Aim
Each line of the material must be repeated precisely, with the pictures left out.

Records supplied
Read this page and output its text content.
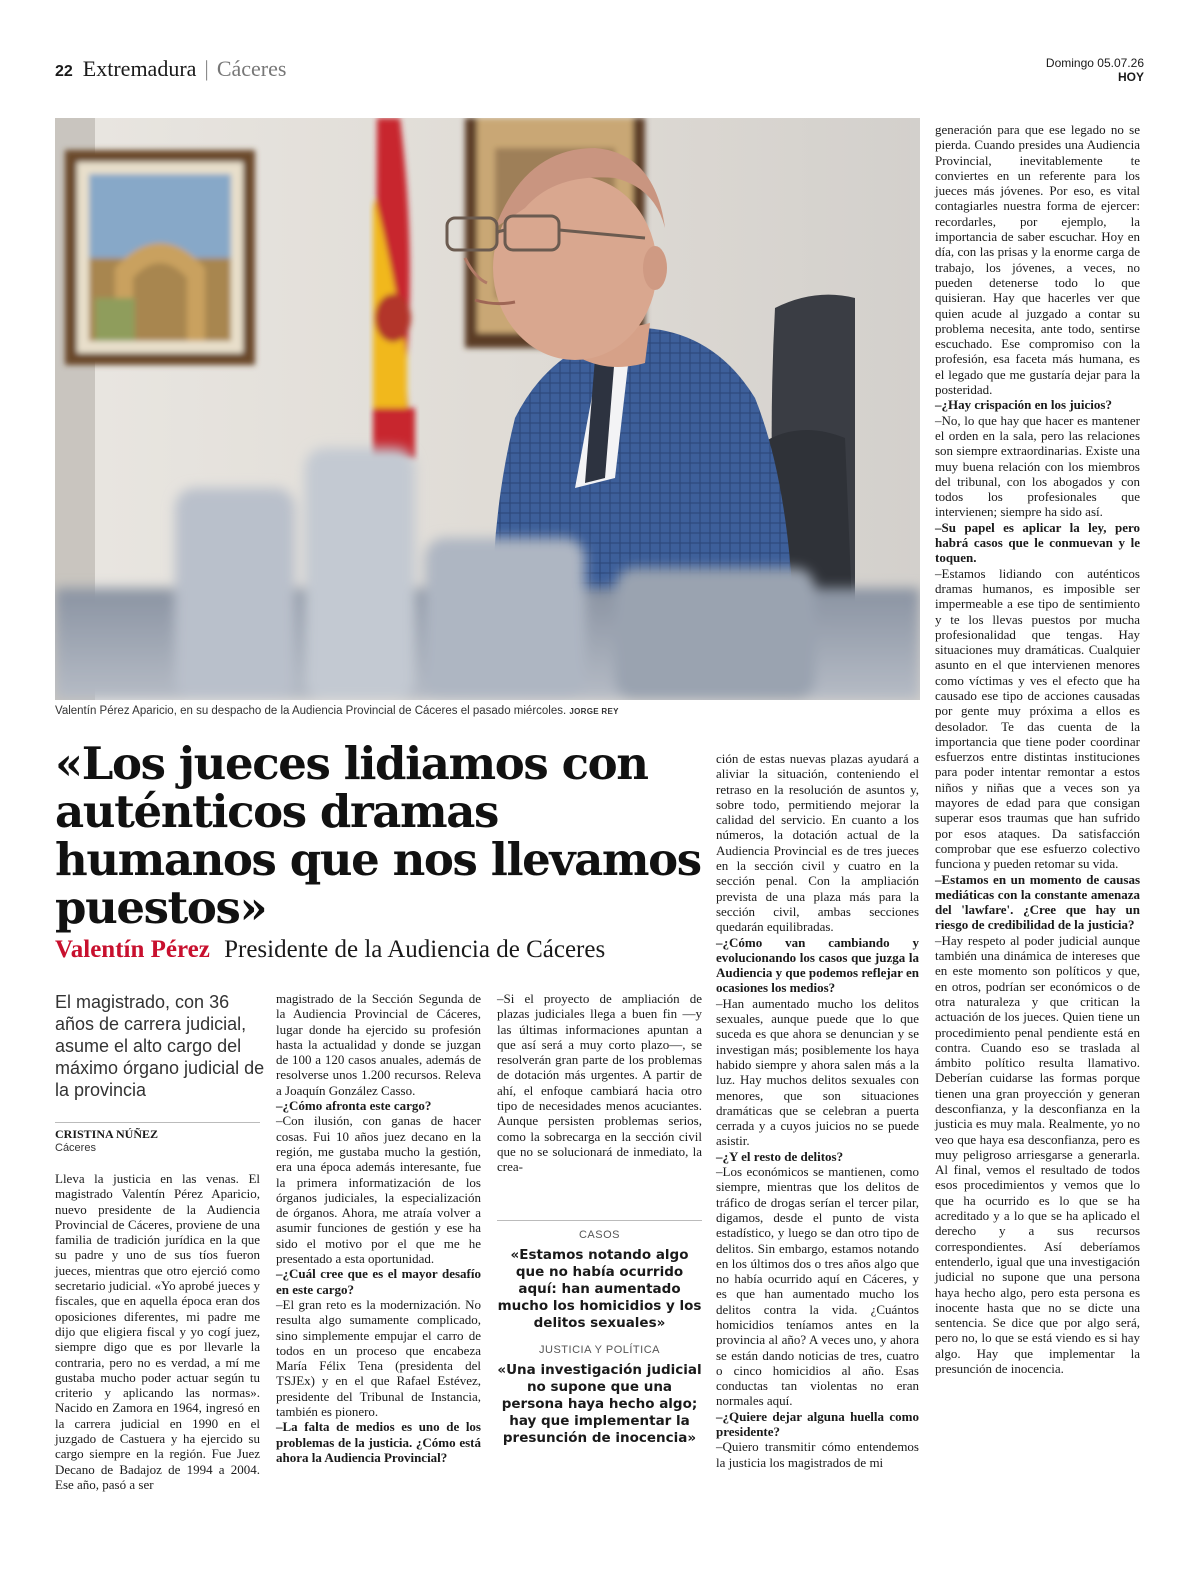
22 Extremadura | Cáceres	Domingo 05.07.26
HOY
Valentín Pérez Aparicio, en su despacho de la Audiencia Provincial de Cáceres el pasado miércoles. JORGE REY
«Los jueces lidiamos con auténticos dramas humanos que nos llevamos puestos»
Valentín Pérez Presidente de la Audiencia de Cáceres
El magistrado, con 36 años de carrera judicial, asume el alto cargo del máximo órgano judicial de la provincia
CRISTINA NÚÑEZ
Cáceres

Lleva la justicia en las venas. El magistrado Valentín Pérez Aparicio, nuevo presidente de la Audiencia Provincial de Cáceres, proviene de una familia de tradición jurídica en la que su padre y uno de sus tíos fueron jueces, mientras que otro ejerció como secretario judicial. «Yo aprobé jueces y fiscales, que en aquella época eran dos oposiciones diferentes, mi padre me dijo que eligiera fiscal y yo cogí juez, siempre digo que es por llevarle la contraria, pero no es verdad, a mí me gustaba mucho poder actuar según tu criterio y aplicando las normas». Nacido en Zamora en 1964, ingresó en la carrera judicial en 1990 en el juzgado de Castuera y ha ejercido su cargo siempre en la región. Fue Juez Decano de Badajoz de 1994 a 2004. Ese año, pasó a ser

magistrado de la Sección Segunda de la Audiencia Provincial de Cáceres, lugar donde ha ejercido su profesión hasta la actualidad y donde se juzgan de 100 a 120 casos anuales, además de resolverse unos 1.200 recursos. Releva a Joaquín González Casso.

–¿Cómo afronta este cargo?

–Con ilusión, con ganas de hacer cosas. Fui 10 años juez decano en la región, me gustaba mucho la gestión, era una época además interesante, fue la primera informatización de los órganos judiciales, la especialización de órganos. Ahora, me atraía volver a asumir funciones de gestión y ese ha sido el motivo por el que me he presentado a esta oportunidad.

–¿Cuál cree que es el mayor desafío en este cargo?

–El gran reto es la modernización. No resulta algo sumamente complicado, sino simplemente empujar el carro de todos en un proceso que encabeza María Félix Tena (presidenta del TSJEx) y en el que Rafael Estévez, presidente del Tribunal de Instancia, también es pionero.

–La falta de medios es uno de los problemas de la justicia. ¿Cómo está ahora la Audiencia Provincial?

–Si el proyecto de ampliación de plazas judiciales llega a buen fin —y las últimas informaciones apuntan a que así será a muy corto plazo—, se resolverán gran parte de los problemas de dotación más urgentes. A partir de ahí, el enfoque cambiará hacia otro tipo de necesidades menos acuciantes. Aunque persisten problemas serios, como la sobrecarga en la sección civil que no se solucionará de inmediato, la crea-

ción de estas nuevas plazas ayudará a aliviar la situación, conteniendo el retraso en la resolución de asuntos y, sobre todo, permitiendo mejorar la calidad del servicio. En cuanto a los números, la dotación actual de la Audiencia Provincial es de tres jueces en la sección civil y cuatro en la sección penal. Con la ampliación prevista de una plaza más para la sección civil, ambas secciones quedarán equilibradas.

–¿Cómo van cambiando y evolucionando los casos que juzga la Audiencia y que podemos reflejar en ocasiones los medios?

–Han aumentado mucho los delitos sexuales, aunque puede que lo que suceda es que ahora se denuncian y se investigan más; posiblemente los haya habido siempre y ahora salen más a la luz. Hay muchos delitos sexuales con menores, que son situaciones dramáticas que se celebran a puerta cerrada y a cuyos juicios no se puede asistir.

–¿Y el resto de delitos?

–Los económicos se mantienen, como siempre, mientras que los delitos de tráfico de drogas serían el tercer pilar, digamos, desde el punto de vista estadístico, y luego se dan otro tipo de delitos. Sin embargo, estamos notando en los últimos dos o tres años algo que no había ocurrido aquí en Cáceres, y es que han aumentado mucho los delitos contra la vida. ¿Cuántos homicidios teníamos antes en la provincia al año? A veces uno, y ahora se están dando noticias de tres, cuatro o cinco homicidios al año. Esas conductas tan violentas no eran normales aquí.

–¿Quiere dejar alguna huella como presidente?

–Quiero transmitir cómo entendemos la justicia los magistrados de mi

generación para que ese legado no se pierda. Cuando presides una Audiencia Provincial, inevitablemente te conviertes en un referente para los jueces más jóvenes. Por eso, es vital contagiarles nuestra forma de ejercer: recordarles, por ejemplo, la importancia de saber escuchar. Hoy en día, con las prisas y la enorme carga de trabajo, los jóvenes, a veces, no pueden detenerse todo lo que quisieran. Hay que hacerles ver que quien acude al juzgado a contar su problema necesita, ante todo, sentirse escuchado. Ese compromiso con la profesión, esa faceta más humana, es el legado que me gustaría dejar para la posteridad.

–¿Hay crispación en los juicios?

–No, lo que hay que hacer es mantener el orden en la sala, pero las relaciones son siempre extraordinarias. Existe una muy buena relación con los miembros del tribunal, con los abogados y con todos los profesionales que intervienen; siempre ha sido así.

–Su papel es aplicar la ley, pero habrá casos que le conmuevan y le toquen.

–Estamos lidiando con auténticos dramas humanos, es imposible ser impermeable a ese tipo de sentimiento y te los llevas puestos por mucha profesionalidad que tengas. Hay situaciones muy dramáticas. Cualquier asunto en el que intervienen menores como víctimas y ves el efecto que ha causado ese tipo de acciones causadas por gente muy próxima a ellos es desolador. Te das cuenta de la importancia que tiene poder coordinar esfuerzos entre distintas instituciones para poder intentar remontar a estos niños y niñas que a veces son ya mayores de edad para que consigan superar esos traumas que han sufrido por esos ataques. Da satisfacción comprobar que ese esfuerzo colectivo funciona y pueden retomar su vida.

–Estamos en un momento de causas mediáticas con la constante amenaza del 'lawfare'. ¿Cree que hay un riesgo de credibilidad de la justicia?

–Hay respeto al poder judicial aunque también una dinámica de intereses que en este momento son políticos y que, en otros, podrían ser económicos o de otra naturaleza y que critican la actuación de los jueces. Quien tiene un procedimiento penal pendiente está en contra. Cuando eso se traslada al ámbito político resulta llamativo. Deberían cuidarse las formas porque tienen una gran proyección y generan desconfianza, y la desconfianza en la justicia es muy mala. Realmente, yo no veo que haya esa desconfianza, pero es muy peligroso arriesgarse a generarla. Al final, vemos el resultado de todos esos procedimientos y vemos que lo que ha ocurrido es lo que se ha acreditado y a lo que se ha aplicado el derecho y a sus recursos correspondientes. Así deberíamos entenderlo, igual que una investigación judicial no supone que una persona haya hecho algo, pero esta persona es inocente hasta que no se dicte una sentencia. Se dice que por algo será, pero no, lo que se está viendo es si hay algo. Hay que implementar la presunción de inocencia.

CASOS
«Estamos notando algo que no había ocurrido aquí: han aumentado mucho los homicidios y los delitos sexuales»
JUSTICIA Y POLÍTICA
«Una investigación judicial no supone que una persona haya hecho algo; hay que implementar la presunción de inocencia»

Written reply
Read this page and output its text content.
22 Extremadura | Cáceres	Domingo 05.07.26
HOY
Valentín Pérez Aparicio, en su despacho de la Audiencia Provincial de Cáceres el pasado miércoles. JORGE REY
«Los jueces lidiamos con auténticos dramas humanos que nos llevamos puestos»
Valentín Pérez Presidente de la Audiencia de Cáceres
El magistrado, con 36 años de carrera judicial, asume el alto cargo del máximo órgano judicial de la provincia
CRISTINA NÚÑEZ
Cáceres

Lleva la justicia en las venas. El magistrado Valentín Pérez Aparicio, nuevo presidente de la Audiencia Provincial de Cáceres, proviene de una familia de tradición jurídica en la que su padre y uno de sus tíos fueron jueces, mientras que otro ejerció como secretario judicial. «Yo aprobé jueces y fiscales, que en aquella época eran dos oposiciones diferentes, mi padre me dijo que eligiera fiscal y yo cogí juez, siempre digo que es por llevarle la contraria, pero no es verdad, a mí me gustaba mucho poder actuar según tu criterio y aplicando las normas». Nacido en Zamora en 1964, ingresó en la carrera judicial en 1990 en el juzgado de Castuera y ha ejercido su cargo siempre en la región. Fue Juez Decano de Badajoz de 1994 a 2004. Ese año, pasó a ser

magistrado de la Sección Segunda de la Audiencia Provincial de Cáceres, lugar donde ha ejercido su profesión hasta la actualidad y donde se juzgan de 100 a 120 casos anuales, además de resolverse unos 1.200 recursos. Releva a Joaquín González Casso.

–¿Cómo afronta este cargo?

–Con ilusión, con ganas de hacer cosas. Fui 10 años juez decano en la región, me gustaba mucho la gestión, era una época además interesante, fue la primera informatización de los órganos judiciales, la especialización de órganos. Ahora, me atraía volver a asumir funciones de gestión y ese ha sido el motivo por el que me he presentado a esta oportunidad.

–¿Cuál cree que es el mayor desafío en este cargo?

–El gran reto es la modernización. No resulta algo sumamente complicado, sino simplemente empujar el carro de todos en un proceso que encabeza María Félix Tena (presidenta del TSJEx) y en el que Rafael Estévez, presidente del Tribunal de Instancia, también es pionero.

–La falta de medios es uno de los problemas de la justicia. ¿Cómo está ahora la Audiencia Provincial?

–Si el proyecto de ampliación de plazas judiciales llega a buen fin —y las últimas informaciones apuntan a que así será a muy corto plazo—, se resolverán gran parte de los problemas de dotación más urgentes. A partir de ahí, el enfoque cambiará hacia otro tipo de necesidades menos acuciantes. Aunque persisten problemas serios, como la sobrecarga en la sección civil que no se solucionará de inmediato, la crea-

ción de estas nuevas plazas ayudará a aliviar la situación, conteniendo el retraso en la resolución de asuntos y, sobre todo, permitiendo mejorar la calidad del servicio. En cuanto a los números, la dotación actual de la Audiencia Provincial es de tres jueces en la sección civil y cuatro en la sección penal. Con la ampliación prevista de una plaza más para la sección civil, ambas secciones quedarán equilibradas.

–¿Cómo van cambiando y evolucionando los casos que juzga la Audiencia y que podemos reflejar en ocasiones los medios?

–Han aumentado mucho los delitos sexuales, aunque puede que lo que suceda es que ahora se denuncian y se investigan más; posiblemente los haya habido siempre y ahora salen más a la luz. Hay muchos delitos sexuales con menores, que son situaciones dramáticas que se celebran a puerta cerrada y a cuyos juicios no se puede asistir.

–¿Y el resto de delitos?

–Los económicos se mantienen, como siempre, mientras que los delitos de tráfico de drogas serían el tercer pilar, digamos, desde el punto de vista estadístico, y luego se dan otro tipo de delitos. Sin embargo, estamos notando en los últimos dos o tres años algo que no había ocurrido aquí en Cáceres, y es que han aumentado mucho los delitos contra la vida. ¿Cuántos homicidios teníamos antes en la provincia al año? A veces uno, y ahora se están dando noticias de tres, cuatro o cinco homicidios al año. Esas conductas tan violentas no eran normales aquí.

–¿Quiere dejar alguna huella como presidente?

–Quiero transmitir cómo entendemos la justicia los magistrados de mi

generación para que ese legado no se pierda. Cuando presides una Audiencia Provincial, inevitablemente te conviertes en un referente para los jueces más jóvenes. Por eso, es vital contagiarles nuestra forma de ejercer: recordarles, por ejemplo, la importancia de saber escuchar. Hoy en día, con las prisas y la enorme carga de trabajo, los jóvenes, a veces, no pueden detenerse todo lo que quisieran. Hay que hacerles ver que quien acude al juzgado a contar su problema necesita, ante todo, sentirse escuchado. Ese compromiso con la profesión, esa faceta más humana, es el legado que me gustaría dejar para la posteridad.

–¿Hay crispación en los juicios?

–No, lo que hay que hacer es mantener el orden en la sala, pero las relaciones son siempre extraordinarias. Existe una muy buena relación con los miembros del tribunal, con los abogados y con todos los profesionales que intervienen; siempre ha sido así.

–Su papel es aplicar la ley, pero habrá casos que le conmuevan y le toquen.

–Estamos lidiando con auténticos dramas humanos, es imposible ser impermeable a ese tipo de sentimiento y te los llevas puestos por mucha profesionalidad que tengas. Hay situaciones muy dramáticas. Cualquier asunto en el que intervienen menores como víctimas y ves el efecto que ha causado ese tipo de acciones causadas por gente muy próxima a ellos es desolador. Te das cuenta de la importancia que tiene poder coordinar esfuerzos entre distintas instituciones para poder intentar remontar a estos niños y niñas que a veces son ya mayores de edad para que consigan superar esos traumas que han sufrido por esos ataques. Da satisfacción comprobar que ese esfuerzo colectivo funciona y pueden retomar su vida.

–Estamos en un momento de causas mediáticas con la constante amenaza del 'lawfare'. ¿Cree que hay un riesgo de credibilidad de la justicia?

–Hay respeto al poder judicial aunque también una dinámica de intereses que en este momento son políticos y que, en otros, podrían ser económicos o de otra naturaleza y que critican la actuación de los jueces. Quien tiene un procedimiento penal pendiente está en contra. Cuando eso se traslada al ámbito político resulta llamativo. Deberían cuidarse las formas porque tienen una gran proyección y generan desconfianza, y la desconfianza en la justicia es muy mala. Realmente, yo no veo que haya esa desconfianza, pero es muy peligroso arriesgarse a generarla. Al final, vemos el resultado de todos esos procedimientos y vemos que lo que ha ocurrido es lo que se ha acreditado y a lo que se ha aplicado el derecho y a sus recursos correspondientes. Así deberíamos entenderlo, igual que una investigación judicial no supone que una persona haya hecho algo, pero esta persona es inocente hasta que no se dicte una sentencia. Se dice que por algo será, pero no, lo que se está viendo es si hay algo. Hay que implementar la presunción de inocencia.

CASOS
«Estamos notando algo que no había ocurrido aquí: han aumentado mucho los homicidios y los delitos sexuales»
JUSTICIA Y POLÍTICA
«Una investigación judicial no supone que una persona haya hecho algo; hay que implementar la presunción de inocencia»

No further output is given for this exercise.